[Rows from a dataset]
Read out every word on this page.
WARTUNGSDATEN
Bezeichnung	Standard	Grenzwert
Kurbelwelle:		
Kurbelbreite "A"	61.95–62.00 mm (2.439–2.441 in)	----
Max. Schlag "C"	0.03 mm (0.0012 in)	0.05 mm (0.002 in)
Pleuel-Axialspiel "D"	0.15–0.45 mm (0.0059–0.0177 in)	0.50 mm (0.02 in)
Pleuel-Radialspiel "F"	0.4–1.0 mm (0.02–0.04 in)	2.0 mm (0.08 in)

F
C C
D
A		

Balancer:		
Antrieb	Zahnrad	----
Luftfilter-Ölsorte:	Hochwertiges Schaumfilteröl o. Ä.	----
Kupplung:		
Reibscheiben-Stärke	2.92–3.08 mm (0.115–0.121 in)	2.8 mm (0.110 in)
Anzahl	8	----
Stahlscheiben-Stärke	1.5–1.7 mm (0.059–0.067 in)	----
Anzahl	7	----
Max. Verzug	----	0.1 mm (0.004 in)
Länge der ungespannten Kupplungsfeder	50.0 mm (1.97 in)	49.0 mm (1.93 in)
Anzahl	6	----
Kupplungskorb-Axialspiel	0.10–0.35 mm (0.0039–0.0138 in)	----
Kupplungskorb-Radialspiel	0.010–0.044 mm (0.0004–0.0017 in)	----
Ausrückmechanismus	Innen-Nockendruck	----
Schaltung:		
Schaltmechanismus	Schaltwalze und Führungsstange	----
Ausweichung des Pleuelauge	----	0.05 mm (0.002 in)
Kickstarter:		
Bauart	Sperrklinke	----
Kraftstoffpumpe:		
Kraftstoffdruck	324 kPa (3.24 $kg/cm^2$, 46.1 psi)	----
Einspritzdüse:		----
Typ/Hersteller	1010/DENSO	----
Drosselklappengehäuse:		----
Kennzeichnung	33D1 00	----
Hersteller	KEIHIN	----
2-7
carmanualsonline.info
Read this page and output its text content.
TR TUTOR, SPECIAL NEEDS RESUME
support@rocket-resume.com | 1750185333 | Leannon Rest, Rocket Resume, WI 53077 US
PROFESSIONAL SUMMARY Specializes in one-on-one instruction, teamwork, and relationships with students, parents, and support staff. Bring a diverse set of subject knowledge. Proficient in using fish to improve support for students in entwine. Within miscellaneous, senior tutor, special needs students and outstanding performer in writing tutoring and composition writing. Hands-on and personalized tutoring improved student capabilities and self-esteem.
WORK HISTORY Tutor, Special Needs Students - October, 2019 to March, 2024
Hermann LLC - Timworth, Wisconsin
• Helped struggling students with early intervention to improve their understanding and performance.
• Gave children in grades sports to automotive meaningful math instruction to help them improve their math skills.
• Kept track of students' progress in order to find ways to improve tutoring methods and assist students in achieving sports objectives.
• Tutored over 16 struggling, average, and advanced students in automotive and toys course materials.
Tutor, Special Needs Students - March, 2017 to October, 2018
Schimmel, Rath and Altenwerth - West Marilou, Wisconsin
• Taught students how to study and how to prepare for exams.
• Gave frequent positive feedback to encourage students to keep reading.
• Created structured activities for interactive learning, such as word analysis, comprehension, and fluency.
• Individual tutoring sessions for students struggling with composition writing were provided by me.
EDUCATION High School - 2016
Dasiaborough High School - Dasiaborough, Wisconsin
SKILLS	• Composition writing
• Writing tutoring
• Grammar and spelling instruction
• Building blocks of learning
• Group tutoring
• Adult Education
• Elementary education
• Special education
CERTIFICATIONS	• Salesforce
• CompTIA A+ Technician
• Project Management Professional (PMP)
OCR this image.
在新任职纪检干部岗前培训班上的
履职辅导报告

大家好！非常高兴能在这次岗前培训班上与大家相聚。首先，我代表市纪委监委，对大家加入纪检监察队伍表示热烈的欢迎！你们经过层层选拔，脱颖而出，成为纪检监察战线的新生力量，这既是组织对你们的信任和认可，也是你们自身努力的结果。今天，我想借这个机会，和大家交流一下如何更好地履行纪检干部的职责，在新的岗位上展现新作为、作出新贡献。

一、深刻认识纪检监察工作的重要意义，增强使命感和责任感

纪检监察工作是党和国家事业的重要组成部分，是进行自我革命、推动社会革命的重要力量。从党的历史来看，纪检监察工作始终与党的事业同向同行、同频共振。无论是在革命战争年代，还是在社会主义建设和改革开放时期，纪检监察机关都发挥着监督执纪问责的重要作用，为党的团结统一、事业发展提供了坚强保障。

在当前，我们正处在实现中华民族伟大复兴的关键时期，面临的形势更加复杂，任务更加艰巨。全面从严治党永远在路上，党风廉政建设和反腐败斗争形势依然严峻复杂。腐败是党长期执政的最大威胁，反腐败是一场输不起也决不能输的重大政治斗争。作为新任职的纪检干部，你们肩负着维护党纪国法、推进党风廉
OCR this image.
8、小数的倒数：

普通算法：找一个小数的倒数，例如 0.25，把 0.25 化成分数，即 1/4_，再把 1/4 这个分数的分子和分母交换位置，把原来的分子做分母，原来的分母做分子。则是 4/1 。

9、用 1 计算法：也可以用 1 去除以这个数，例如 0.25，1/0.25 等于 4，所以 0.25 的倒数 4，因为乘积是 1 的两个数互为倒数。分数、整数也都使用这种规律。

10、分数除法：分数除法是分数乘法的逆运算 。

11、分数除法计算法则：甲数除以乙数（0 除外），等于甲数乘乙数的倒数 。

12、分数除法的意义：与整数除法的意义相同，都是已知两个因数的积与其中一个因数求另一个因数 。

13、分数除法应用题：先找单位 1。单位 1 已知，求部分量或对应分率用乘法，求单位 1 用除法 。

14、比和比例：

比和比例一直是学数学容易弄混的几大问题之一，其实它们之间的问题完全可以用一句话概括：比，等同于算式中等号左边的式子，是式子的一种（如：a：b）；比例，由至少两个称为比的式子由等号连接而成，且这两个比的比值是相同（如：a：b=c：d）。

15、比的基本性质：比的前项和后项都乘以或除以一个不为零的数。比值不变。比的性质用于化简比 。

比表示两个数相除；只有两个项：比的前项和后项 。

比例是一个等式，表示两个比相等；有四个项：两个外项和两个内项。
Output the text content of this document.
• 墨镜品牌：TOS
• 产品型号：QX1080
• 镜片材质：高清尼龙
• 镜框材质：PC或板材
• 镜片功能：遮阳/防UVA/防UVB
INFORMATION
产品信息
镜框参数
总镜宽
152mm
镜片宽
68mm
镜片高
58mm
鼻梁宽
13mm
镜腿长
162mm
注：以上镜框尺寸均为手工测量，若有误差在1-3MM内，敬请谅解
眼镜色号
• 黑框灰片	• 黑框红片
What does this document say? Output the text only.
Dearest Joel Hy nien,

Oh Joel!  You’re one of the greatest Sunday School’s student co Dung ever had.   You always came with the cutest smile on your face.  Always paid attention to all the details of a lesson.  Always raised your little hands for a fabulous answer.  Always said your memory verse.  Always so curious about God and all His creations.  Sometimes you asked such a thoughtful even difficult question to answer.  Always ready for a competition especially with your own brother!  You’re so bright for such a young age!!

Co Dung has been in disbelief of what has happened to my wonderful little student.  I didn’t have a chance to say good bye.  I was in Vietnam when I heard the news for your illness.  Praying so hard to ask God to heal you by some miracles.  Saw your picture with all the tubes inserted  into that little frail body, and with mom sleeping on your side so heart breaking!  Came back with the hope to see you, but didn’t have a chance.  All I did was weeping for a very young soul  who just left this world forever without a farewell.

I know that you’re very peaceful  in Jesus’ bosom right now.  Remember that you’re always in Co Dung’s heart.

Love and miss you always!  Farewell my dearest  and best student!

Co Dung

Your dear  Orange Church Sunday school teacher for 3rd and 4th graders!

- _REQUIREMENTS_:
Print the material once more, exactly.

- _EXERCISE ANSWER_:
Read out every word on this page.
WARTUNGSDATEN
Bezeichnung	Standard	Grenzwert
Kurbelwelle:		
Kurbelbreite "A"	61.95–62.00 mm (2.439–2.441 in)	----
Max. Schlag "C"	0.03 mm (0.0012 in)	0.05 mm (0.002 in)
Pleuel-Axialspiel "D"	0.15–0.45 mm (0.0059–0.0177 in)	0.50 mm (0.02 in)
Pleuel-Radialspiel "F"	0.4–1.0 mm (0.02–0.04 in)	2.0 mm (0.08 in)

F
C C
D
A		

Balancer:		
Antrieb	Zahnrad	----
Luftfilter-Ölsorte:	Hochwertiges Schaumfilteröl o. Ä.	----
Kupplung:		
Reibscheiben-Stärke	2.92–3.08 mm (0.115–0.121 in)	2.8 mm (0.110 in)
Anzahl	8	----
Stahlscheiben-Stärke	1.5–1.7 mm (0.059–0.067 in)	----
Anzahl	7	----
Max. Verzug	----	0.1 mm (0.004 in)
Länge der ungespannten Kupplungsfeder	50.0 mm (1.97 in)	49.0 mm (1.93 in)
Anzahl	6	----
Kupplungskorb-Axialspiel	0.10–0.35 mm (0.0039–0.0138 in)	----
Kupplungskorb-Radialspiel	0.010–0.044 mm (0.0004–0.0017 in)	----
Ausrückmechanismus	Innen-Nockendruck	----
Schaltung:		
Schaltmechanismus	Schaltwalze und Führungsstange	----
Ausweichung des Pleuelauge	----	0.05 mm (0.002 in)
Kickstarter:		
Bauart	Sperrklinke	----
Kraftstoffpumpe:		
Kraftstoffdruck	324 kPa (3.24 $kg/cm^2$, 46.1 psi)	----
Einspritzdüse:		----
Typ/Hersteller	1010/DENSO	----
Drosselklappengehäuse:		----
Kennzeichnung	33D1 00	----
Hersteller	KEIHIN	----
2-7
carmanualsonline.info
Read this page and output its text content.
TR TUTOR, SPECIAL NEEDS RESUME
support@rocket-resume.com | 1750185333 | Leannon Rest, Rocket Resume, WI 53077 US
PROFESSIONAL SUMMARY Specializes in one-on-one instruction, teamwork, and relationships with students, parents, and support staff. Bring a diverse set of subject knowledge. Proficient in using fish to improve support for students in entwine. Within miscellaneous, senior tutor, special needs students and outstanding performer in writing tutoring and composition writing. Hands-on and personalized tutoring improved student capabilities and self-esteem.
WORK HISTORY Tutor, Special Needs Students - October, 2019 to March, 2024
Hermann LLC - Timworth, Wisconsin
• Helped struggling students with early intervention to improve their understanding and performance.
• Gave children in grades sports to automotive meaningful math instruction to help them improve their math skills.
• Kept track of students' progress in order to find ways to improve tutoring methods and assist students in achieving sports objectives.
• Tutored over 16 struggling, average, and advanced students in automotive and toys course materials.
Tutor, Special Needs Students - March, 2017 to October, 2018
Schimmel, Rath and Altenwerth - West Marilou, Wisconsin
• Taught students how to study and how to prepare for exams.
• Gave frequent positive feedback to encourage students to keep reading.
• Created structured activities for interactive learning, such as word analysis, comprehension, and fluency.
• Individual tutoring sessions for students struggling with composition writing were provided by me.
EDUCATION High School - 2016
Dasiaborough High School - Dasiaborough, Wisconsin
SKILLS	• Composition writing
• Writing tutoring
• Grammar and spelling instruction
• Building blocks of learning
• Group tutoring
• Adult Education
• Elementary education
• Special education
CERTIFICATIONS	• Salesforce
• CompTIA A+ Technician
• Project Management Professional (PMP)
OCR this image.
在新任职纪检干部岗前培训班上的
履职辅导报告

大家好！非常高兴能在这次岗前培训班上与大家相聚。首先，我代表市纪委监委，对大家加入纪检监察队伍表示热烈的欢迎！你们经过层层选拔，脱颖而出，成为纪检监察战线的新生力量，这既是组织对你们的信任和认可，也是你们自身努力的结果。今天，我想借这个机会，和大家交流一下如何更好地履行纪检干部的职责，在新的岗位上展现新作为、作出新贡献。

一、深刻认识纪检监察工作的重要意义，增强使命感和责任感

纪检监察工作是党和国家事业的重要组成部分，是进行自我革命、推动社会革命的重要力量。从党的历史来看，纪检监察工作始终与党的事业同向同行、同频共振。无论是在革命战争年代，还是在社会主义建设和改革开放时期，纪检监察机关都发挥着监督执纪问责的重要作用，为党的团结统一、事业发展提供了坚强保障。

在当前，我们正处在实现中华民族伟大复兴的关键时期，面临的形势更加复杂，任务更加艰巨。全面从严治党永远在路上，党风廉政建设和反腐败斗争形势依然严峻复杂。腐败是党长期执政的最大威胁，反腐败是一场输不起也决不能输的重大政治斗争。作为新任职的纪检干部，你们肩负着维护党纪国法、推进党风廉
OCR this image.
8、小数的倒数：

普通算法：找一个小数的倒数，例如 0.25，把 0.25 化成分数，即 1/4_，再把 1/4 这个分数的分子和分母交换位置，把原来的分子做分母，原来的分母做分子。则是 4/1 。

9、用 1 计算法：也可以用 1 去除以这个数，例如 0.25，1/0.25 等于 4，所以 0.25 的倒数 4，因为乘积是 1 的两个数互为倒数。分数、整数也都使用这种规律。

10、分数除法：分数除法是分数乘法的逆运算 。

11、分数除法计算法则：甲数除以乙数（0 除外），等于甲数乘乙数的倒数 。

12、分数除法的意义：与整数除法的意义相同，都是已知两个因数的积与其中一个因数求另一个因数 。

13、分数除法应用题：先找单位 1。单位 1 已知，求部分量或对应分率用乘法，求单位 1 用除法 。

14、比和比例：

比和比例一直是学数学容易弄混的几大问题之一，其实它们之间的问题完全可以用一句话概括：比，等同于算式中等号左边的式子，是式子的一种（如：a：b）；比例，由至少两个称为比的式子由等号连接而成，且这两个比的比值是相同（如：a：b=c：d）。

15、比的基本性质：比的前项和后项都乘以或除以一个不为零的数。比值不变。比的性质用于化简比 。

比表示两个数相除；只有两个项：比的前项和后项 。

比例是一个等式，表示两个比相等；有四个项：两个外项和两个内项。
Output the text content of this document.
• 墨镜品牌：TOS
• 产品型号：QX1080
• 镜片材质：高清尼龙
• 镜框材质：PC或板材
• 镜片功能：遮阳/防UVA/防UVB
INFORMATION
产品信息
镜框参数
总镜宽
152mm
镜片宽
68mm
镜片高
58mm
鼻梁宽
13mm
镜腿长
162mm
注：以上镜框尺寸均为手工测量，若有误差在1-3MM内，敬请谅解
眼镜色号
• 黑框灰片	• 黑框红片
What does this document say? Output the text only.
Dearest Joel Hy nien,

Oh Joel!  You’re one of the greatest Sunday School’s student co Dung ever had.   You always came with the cutest smile on your face.  Always paid attention to all the details of a lesson.  Always raised your little hands for a fabulous answer.  Always said your memory verse.  Always so curious about God and all His creations.  Sometimes you asked such a thoughtful even difficult question to answer.  Always ready for a competition especially with your own brother!  You’re so bright for such a young age!!

Co Dung has been in disbelief of what has happened to my wonderful little student.  I didn’t have a chance to say good bye.  I was in Vietnam when I heard the news for your illness.  Praying so hard to ask God to heal you by some miracles.  Saw your picture with all the tubes inserted  into that little frail body, and with mom sleeping on your side so heart breaking!  Came back with the hope to see you, but didn’t have a chance.  All I did was weeping for a very young soul  who just left this world forever without a farewell.

I know that you’re very peaceful  in Jesus’ bosom right now.  Remember that you’re always in Co Dung’s heart.

Love and miss you always!  Farewell my dearest  and best student!

Co Dung

Your dear  Orange Church Sunday school teacher for 3rd and 4th graders!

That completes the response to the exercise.